▶ _Goal_:
Count how many lines contain "content" and reply with that number only.

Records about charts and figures
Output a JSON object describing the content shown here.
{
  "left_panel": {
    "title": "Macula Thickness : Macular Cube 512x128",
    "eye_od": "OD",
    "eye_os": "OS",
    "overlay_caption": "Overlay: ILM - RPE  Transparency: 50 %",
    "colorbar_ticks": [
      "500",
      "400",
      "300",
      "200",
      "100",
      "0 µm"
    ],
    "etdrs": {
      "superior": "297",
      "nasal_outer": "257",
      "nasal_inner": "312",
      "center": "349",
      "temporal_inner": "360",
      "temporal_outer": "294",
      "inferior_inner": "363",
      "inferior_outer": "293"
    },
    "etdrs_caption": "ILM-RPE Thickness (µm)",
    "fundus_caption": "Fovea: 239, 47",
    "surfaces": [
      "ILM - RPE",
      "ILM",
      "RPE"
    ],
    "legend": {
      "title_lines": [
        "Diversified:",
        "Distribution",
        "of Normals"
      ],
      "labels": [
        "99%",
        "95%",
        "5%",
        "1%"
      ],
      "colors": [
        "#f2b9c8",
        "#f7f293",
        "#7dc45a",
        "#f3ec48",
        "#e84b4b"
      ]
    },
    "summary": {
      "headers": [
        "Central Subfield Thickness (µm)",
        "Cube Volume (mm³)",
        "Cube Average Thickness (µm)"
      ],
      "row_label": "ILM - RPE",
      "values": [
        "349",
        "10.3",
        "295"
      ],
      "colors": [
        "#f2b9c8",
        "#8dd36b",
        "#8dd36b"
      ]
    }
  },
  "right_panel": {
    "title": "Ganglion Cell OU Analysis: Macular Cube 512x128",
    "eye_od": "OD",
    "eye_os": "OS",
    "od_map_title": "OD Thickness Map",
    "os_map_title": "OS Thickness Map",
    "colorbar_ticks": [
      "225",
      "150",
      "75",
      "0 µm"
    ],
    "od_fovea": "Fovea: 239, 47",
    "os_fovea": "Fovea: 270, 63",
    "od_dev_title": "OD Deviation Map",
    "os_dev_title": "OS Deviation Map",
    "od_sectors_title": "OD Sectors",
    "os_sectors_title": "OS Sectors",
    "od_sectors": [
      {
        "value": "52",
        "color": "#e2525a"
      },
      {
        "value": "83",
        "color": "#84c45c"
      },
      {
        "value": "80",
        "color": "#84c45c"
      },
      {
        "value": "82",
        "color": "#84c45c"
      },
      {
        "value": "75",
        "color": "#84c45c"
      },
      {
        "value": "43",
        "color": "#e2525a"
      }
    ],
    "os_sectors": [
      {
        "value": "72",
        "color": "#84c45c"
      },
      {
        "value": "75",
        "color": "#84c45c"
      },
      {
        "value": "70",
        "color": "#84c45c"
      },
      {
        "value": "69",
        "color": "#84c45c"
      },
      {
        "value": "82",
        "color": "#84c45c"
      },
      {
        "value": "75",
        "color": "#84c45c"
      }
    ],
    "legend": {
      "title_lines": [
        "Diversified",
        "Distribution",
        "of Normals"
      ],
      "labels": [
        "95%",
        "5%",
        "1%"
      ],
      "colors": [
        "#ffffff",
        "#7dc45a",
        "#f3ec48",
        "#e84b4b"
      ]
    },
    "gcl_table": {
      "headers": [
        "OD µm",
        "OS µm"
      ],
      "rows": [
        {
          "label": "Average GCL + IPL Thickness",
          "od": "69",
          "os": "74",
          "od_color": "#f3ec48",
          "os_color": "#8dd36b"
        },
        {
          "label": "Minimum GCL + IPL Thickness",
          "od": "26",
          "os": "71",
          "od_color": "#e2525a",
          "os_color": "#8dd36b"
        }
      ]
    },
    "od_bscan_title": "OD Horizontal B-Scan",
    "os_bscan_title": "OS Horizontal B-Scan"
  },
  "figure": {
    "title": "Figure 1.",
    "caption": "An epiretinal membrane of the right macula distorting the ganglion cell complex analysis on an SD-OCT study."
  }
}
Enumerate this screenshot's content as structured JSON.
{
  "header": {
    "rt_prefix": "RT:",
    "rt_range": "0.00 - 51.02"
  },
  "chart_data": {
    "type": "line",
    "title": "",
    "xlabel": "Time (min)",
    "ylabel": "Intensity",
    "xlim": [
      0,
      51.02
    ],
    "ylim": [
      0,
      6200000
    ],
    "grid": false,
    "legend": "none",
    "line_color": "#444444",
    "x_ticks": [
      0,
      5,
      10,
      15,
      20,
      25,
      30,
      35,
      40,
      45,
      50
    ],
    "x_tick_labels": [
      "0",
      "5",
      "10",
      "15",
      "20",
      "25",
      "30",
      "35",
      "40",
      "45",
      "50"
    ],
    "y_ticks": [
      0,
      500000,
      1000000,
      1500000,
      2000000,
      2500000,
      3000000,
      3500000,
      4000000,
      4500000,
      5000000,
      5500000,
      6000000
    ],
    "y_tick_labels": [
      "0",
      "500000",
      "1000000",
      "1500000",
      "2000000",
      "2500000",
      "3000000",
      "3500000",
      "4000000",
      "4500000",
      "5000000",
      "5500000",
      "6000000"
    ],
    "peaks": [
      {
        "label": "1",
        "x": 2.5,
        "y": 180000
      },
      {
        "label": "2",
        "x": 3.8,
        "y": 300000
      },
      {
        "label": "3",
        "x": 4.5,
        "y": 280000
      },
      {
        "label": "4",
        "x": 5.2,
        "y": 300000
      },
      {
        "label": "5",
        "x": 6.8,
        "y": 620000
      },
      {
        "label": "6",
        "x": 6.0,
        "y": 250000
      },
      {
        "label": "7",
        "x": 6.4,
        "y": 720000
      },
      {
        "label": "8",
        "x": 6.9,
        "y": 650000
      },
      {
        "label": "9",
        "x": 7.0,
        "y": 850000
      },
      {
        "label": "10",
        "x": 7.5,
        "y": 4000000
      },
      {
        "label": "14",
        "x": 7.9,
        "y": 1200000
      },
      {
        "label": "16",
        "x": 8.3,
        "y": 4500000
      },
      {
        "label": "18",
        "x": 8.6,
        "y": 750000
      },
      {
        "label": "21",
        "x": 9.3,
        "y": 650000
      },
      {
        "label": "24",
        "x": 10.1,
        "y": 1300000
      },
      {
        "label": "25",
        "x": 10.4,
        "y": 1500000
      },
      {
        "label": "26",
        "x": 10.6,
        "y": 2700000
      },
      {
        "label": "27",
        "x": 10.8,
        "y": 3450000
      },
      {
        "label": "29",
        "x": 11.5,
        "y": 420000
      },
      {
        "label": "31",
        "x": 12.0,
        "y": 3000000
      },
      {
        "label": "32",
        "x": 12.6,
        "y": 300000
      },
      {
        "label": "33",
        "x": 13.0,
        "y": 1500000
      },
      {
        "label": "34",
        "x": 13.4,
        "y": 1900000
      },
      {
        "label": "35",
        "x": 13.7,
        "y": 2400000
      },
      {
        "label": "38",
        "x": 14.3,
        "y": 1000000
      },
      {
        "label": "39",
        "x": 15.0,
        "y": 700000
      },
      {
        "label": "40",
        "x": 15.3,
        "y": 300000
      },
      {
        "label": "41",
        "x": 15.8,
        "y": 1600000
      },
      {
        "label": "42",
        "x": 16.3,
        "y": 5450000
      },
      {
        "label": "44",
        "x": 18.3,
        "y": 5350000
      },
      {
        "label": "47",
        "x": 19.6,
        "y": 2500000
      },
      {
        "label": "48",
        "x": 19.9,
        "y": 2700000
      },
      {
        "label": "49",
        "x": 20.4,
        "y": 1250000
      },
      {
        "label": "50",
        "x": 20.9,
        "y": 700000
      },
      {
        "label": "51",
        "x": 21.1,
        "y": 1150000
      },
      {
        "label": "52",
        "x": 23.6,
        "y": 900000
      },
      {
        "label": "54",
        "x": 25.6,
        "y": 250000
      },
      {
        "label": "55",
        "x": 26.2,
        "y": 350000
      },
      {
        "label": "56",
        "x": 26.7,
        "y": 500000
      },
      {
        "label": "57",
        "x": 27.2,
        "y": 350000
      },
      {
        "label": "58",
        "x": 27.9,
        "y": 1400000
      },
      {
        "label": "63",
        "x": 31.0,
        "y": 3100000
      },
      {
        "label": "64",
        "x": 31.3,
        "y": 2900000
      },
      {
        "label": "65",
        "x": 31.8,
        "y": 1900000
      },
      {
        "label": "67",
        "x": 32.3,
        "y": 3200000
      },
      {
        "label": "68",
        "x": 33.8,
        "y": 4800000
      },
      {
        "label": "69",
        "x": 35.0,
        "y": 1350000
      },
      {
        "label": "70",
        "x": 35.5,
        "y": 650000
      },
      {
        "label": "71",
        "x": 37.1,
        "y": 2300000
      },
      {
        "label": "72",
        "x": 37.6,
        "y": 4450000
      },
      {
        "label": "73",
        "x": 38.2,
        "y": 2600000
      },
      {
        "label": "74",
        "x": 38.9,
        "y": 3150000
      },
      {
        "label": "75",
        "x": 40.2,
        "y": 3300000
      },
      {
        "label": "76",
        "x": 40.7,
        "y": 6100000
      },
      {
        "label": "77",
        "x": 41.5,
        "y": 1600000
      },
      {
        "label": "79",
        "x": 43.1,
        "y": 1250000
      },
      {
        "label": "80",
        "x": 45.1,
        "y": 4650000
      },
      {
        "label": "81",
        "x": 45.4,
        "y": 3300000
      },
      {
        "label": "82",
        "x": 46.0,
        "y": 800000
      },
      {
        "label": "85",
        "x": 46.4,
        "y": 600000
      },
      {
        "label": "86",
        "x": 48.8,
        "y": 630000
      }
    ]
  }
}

▶ _Task result_:
2